begin

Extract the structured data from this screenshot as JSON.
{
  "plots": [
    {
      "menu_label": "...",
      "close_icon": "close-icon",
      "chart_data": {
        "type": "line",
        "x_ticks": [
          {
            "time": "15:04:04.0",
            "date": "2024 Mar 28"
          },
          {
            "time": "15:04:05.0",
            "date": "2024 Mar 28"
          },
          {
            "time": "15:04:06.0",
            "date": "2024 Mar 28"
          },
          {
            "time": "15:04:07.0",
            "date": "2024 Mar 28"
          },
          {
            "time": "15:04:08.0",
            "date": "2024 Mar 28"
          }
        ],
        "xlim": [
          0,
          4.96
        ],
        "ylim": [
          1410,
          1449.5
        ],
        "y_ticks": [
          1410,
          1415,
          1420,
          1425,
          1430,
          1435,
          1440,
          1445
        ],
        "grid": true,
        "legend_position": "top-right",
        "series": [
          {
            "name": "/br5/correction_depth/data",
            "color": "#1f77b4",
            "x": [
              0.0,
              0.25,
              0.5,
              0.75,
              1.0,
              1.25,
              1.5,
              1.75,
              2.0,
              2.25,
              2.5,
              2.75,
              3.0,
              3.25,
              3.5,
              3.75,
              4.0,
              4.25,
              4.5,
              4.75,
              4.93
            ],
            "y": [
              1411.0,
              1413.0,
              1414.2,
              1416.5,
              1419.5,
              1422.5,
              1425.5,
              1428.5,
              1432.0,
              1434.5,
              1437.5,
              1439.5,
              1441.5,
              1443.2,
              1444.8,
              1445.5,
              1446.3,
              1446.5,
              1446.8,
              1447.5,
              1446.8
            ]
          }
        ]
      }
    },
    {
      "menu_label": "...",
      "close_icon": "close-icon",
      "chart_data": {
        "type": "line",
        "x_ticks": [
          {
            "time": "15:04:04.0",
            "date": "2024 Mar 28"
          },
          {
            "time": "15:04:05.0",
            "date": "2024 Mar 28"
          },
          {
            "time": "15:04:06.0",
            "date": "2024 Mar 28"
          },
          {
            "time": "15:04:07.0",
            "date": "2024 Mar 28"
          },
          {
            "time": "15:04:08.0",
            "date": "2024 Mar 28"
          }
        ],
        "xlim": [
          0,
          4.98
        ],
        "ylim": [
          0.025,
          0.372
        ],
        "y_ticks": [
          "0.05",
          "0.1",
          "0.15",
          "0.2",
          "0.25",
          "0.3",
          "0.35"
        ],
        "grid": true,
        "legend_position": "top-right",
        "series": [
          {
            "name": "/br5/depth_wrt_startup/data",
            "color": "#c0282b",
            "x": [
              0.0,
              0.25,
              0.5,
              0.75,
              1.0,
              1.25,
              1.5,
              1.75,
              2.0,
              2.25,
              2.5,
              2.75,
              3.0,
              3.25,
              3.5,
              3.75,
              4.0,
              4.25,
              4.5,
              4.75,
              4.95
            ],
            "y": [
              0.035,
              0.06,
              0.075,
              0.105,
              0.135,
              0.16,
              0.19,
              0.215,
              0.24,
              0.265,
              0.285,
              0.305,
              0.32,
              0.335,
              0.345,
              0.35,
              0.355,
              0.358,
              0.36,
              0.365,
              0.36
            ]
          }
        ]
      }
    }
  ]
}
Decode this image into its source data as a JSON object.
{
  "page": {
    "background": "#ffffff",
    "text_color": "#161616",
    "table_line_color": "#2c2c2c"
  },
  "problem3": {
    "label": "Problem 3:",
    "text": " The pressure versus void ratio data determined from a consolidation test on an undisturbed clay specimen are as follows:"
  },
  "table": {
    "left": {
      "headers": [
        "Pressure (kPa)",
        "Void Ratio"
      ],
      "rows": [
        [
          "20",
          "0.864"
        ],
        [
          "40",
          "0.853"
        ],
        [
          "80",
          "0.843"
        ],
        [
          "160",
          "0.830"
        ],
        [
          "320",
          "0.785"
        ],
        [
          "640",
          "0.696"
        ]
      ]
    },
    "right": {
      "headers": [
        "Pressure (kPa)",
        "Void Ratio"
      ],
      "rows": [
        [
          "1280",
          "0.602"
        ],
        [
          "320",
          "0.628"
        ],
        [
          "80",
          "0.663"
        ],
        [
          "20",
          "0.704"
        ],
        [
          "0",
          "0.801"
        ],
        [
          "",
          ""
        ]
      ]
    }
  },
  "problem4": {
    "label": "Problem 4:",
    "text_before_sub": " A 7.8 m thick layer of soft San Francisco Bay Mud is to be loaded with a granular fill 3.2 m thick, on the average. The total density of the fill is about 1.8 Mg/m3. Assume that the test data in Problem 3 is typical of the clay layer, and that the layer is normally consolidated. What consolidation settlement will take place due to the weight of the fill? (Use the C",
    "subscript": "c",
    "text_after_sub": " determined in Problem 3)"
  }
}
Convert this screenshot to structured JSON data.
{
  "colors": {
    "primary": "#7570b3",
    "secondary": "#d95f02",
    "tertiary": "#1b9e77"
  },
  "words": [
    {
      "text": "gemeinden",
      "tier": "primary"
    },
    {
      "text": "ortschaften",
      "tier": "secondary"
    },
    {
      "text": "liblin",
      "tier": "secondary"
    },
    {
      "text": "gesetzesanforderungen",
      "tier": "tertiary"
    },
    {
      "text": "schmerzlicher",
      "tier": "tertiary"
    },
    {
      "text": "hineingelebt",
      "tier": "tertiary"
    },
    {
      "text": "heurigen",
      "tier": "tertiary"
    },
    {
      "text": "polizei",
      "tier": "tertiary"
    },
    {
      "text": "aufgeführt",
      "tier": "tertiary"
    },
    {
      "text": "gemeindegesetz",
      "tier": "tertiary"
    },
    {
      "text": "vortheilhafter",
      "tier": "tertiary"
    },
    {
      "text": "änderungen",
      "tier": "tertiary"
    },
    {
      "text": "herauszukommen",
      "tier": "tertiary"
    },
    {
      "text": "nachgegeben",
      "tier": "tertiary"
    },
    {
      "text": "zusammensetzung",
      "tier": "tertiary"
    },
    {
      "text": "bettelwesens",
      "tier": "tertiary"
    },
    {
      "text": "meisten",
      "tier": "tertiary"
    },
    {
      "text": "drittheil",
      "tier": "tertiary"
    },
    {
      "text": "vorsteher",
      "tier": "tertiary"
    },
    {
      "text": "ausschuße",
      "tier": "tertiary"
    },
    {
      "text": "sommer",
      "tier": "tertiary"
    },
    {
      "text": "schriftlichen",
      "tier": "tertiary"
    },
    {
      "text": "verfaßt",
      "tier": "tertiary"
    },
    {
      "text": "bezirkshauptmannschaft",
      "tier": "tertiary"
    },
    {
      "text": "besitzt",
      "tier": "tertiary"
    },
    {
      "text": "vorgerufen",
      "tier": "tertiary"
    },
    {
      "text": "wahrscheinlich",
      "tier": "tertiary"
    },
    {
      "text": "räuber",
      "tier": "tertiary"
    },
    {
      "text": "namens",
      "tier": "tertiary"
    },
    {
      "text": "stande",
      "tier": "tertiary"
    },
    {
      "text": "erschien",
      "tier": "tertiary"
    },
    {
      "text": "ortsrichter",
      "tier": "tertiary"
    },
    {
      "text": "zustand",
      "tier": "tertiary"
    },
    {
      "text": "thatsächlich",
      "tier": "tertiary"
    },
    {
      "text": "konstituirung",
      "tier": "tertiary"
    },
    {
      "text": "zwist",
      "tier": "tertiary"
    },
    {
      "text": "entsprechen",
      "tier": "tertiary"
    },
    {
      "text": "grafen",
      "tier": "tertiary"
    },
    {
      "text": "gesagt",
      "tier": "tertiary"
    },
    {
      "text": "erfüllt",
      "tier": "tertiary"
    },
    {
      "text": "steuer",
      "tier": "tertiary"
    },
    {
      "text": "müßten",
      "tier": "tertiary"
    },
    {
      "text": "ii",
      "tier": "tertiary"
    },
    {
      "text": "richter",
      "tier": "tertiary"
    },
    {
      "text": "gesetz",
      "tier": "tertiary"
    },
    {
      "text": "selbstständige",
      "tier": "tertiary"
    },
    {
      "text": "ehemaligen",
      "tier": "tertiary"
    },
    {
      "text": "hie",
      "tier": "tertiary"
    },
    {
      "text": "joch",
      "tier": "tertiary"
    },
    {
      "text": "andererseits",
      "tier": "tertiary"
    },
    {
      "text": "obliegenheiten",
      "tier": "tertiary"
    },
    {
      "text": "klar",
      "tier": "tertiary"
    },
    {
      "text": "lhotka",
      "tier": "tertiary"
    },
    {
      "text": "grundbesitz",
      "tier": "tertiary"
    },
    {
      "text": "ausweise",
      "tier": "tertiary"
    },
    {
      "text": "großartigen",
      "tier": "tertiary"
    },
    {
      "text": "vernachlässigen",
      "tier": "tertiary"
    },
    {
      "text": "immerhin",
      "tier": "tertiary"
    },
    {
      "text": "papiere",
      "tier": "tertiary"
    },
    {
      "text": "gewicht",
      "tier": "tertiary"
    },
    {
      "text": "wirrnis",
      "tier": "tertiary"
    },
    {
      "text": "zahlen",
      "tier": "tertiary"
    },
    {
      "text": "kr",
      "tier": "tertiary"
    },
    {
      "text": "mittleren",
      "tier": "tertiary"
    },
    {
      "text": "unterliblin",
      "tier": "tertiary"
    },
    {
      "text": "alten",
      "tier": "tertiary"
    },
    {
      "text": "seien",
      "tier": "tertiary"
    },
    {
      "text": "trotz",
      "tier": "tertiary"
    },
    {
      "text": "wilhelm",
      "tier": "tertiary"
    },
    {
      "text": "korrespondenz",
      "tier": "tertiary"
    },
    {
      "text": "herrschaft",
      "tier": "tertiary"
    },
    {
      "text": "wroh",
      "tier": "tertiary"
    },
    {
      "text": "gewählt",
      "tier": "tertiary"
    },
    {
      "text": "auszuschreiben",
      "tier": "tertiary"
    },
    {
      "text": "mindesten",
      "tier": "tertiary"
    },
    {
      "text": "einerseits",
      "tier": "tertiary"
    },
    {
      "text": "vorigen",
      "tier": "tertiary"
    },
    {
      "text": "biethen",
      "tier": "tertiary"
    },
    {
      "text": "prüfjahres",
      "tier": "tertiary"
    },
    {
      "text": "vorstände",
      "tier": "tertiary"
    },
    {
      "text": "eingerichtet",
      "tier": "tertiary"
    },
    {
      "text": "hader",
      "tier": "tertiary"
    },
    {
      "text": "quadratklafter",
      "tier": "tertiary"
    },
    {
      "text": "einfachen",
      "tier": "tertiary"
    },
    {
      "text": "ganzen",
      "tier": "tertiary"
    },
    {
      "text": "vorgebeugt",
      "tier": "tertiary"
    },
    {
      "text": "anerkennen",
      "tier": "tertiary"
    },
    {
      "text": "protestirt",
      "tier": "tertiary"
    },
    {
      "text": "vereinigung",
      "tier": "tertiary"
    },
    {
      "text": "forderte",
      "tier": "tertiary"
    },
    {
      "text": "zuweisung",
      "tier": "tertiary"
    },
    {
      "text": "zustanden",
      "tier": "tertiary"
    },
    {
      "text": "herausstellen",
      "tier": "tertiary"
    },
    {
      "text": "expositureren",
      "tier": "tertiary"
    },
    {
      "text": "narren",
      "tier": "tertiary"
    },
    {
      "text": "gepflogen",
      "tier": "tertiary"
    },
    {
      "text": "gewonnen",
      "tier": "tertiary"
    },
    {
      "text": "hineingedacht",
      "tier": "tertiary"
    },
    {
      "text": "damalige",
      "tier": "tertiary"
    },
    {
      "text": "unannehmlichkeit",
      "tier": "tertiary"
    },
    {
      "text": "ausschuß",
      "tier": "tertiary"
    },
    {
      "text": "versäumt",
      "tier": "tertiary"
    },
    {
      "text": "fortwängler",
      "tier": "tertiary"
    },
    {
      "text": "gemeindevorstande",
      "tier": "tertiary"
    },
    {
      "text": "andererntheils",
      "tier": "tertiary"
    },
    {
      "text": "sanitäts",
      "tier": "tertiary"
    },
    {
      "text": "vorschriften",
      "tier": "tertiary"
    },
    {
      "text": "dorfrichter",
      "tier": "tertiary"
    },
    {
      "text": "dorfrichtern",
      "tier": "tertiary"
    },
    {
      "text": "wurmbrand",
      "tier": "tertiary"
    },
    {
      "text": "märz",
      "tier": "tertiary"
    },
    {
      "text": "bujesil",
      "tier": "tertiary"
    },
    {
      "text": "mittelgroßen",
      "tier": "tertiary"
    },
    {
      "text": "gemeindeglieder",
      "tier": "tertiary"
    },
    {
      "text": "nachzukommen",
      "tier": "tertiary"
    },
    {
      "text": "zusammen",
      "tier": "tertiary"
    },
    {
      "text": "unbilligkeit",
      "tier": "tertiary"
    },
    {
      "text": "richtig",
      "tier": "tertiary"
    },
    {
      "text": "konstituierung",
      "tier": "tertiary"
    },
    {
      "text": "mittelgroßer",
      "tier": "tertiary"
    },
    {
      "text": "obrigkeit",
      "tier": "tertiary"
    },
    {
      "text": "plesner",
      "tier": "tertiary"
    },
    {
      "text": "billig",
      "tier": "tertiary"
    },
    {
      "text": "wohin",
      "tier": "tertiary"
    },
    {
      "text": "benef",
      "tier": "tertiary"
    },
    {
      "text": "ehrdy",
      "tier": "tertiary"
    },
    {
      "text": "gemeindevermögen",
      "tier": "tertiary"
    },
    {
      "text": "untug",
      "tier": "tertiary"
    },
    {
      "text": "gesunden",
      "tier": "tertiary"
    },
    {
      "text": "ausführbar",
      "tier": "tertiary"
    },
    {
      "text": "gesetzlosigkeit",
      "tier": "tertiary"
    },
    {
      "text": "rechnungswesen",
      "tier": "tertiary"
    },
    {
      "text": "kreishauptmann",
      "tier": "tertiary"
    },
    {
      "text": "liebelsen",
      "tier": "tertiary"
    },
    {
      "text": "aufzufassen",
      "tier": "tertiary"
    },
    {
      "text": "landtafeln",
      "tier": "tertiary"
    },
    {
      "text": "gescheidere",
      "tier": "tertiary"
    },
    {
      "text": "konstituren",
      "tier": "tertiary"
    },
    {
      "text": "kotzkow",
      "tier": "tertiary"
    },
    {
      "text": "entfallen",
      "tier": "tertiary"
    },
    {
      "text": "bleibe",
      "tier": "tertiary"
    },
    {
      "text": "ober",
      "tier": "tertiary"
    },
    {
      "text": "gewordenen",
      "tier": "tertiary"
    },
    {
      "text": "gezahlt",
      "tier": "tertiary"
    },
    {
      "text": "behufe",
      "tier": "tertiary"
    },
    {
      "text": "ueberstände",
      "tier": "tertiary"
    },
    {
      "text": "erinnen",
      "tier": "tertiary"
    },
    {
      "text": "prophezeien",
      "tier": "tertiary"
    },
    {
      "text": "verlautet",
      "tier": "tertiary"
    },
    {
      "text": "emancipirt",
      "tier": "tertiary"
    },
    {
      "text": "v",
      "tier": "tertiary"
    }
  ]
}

end

Exercise
Pull every line containing the word "consolidation" out of the entries above.

Reply to the exercise
    "text": " The pressure versus void ratio data determined from a consolidation test on an undisturbed clay specimen are as follows:"
    "text_before_sub": " A 7.8 m thick layer of soft San Francisco Bay Mud is to be loaded with a granular fill 3.2 m thick, on the average. The total density of the fill is about 1.8 Mg/m3. Assume that the test data in Problem 3 is typical of the clay layer, and that the layer is normally consolidated. What consolidation settlement will take place due to the weight of the fill? (Use the C",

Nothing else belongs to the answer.